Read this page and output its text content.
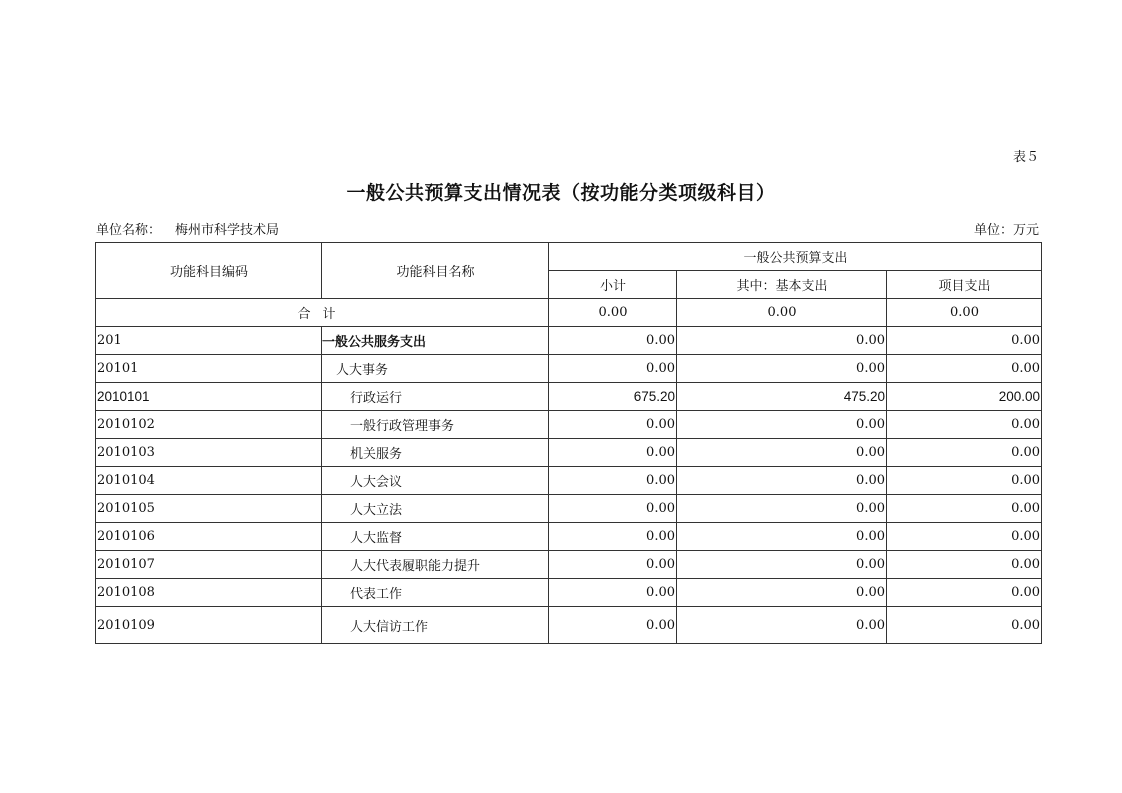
表５
一般公共预算支出情况表（按功能分类项级科目）
单位名称： 梅州市科学技术局	单位：万元
功能科目编码	功能科目名称	一般公共预算支出		
		小计	其中：基本支出	项目支出
合计		0.00	0.00	0.00
201	一般公共服务支出	0.00	0.00	0.00
20101	人大事务	0.00	0.00	0.00
2010101	行政运行	675.20	475.20	200.00
2010102	一般行政管理事务	0.00	0.00	0.00
2010103	机关服务	0.00	0.00	0.00
2010104	人大会议	0.00	0.00	0.00
2010105	人大立法	0.00	0.00	0.00
2010106	人大监督	0.00	0.00	0.00
2010107	人大代表履职能力提升	0.00	0.00	0.00
2010108	代表工作	0.00	0.00	0.00
2010109	人大信访工作	0.00	0.00	0.00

» **Task brief**:
From the entries above, output every line exactly and omit any image.

» **Finished task**:
Read this page and output its text content.
表５
一般公共预算支出情况表（按功能分类项级科目）
单位名称： 梅州市科学技术局	单位：万元
功能科目编码	功能科目名称	一般公共预算支出		
		小计	其中：基本支出	项目支出
合计		0.00	0.00	0.00
201	一般公共服务支出	0.00	0.00	0.00
20101	人大事务	0.00	0.00	0.00
2010101	行政运行	675.20	475.20	200.00
2010102	一般行政管理事务	0.00	0.00	0.00
2010103	机关服务	0.00	0.00	0.00
2010104	人大会议	0.00	0.00	0.00
2010105	人大立法	0.00	0.00	0.00
2010106	人大监督	0.00	0.00	0.00
2010107	人大代表履职能力提升	0.00	0.00	0.00
2010108	代表工作	0.00	0.00	0.00
2010109	人大信访工作	0.00	0.00	0.00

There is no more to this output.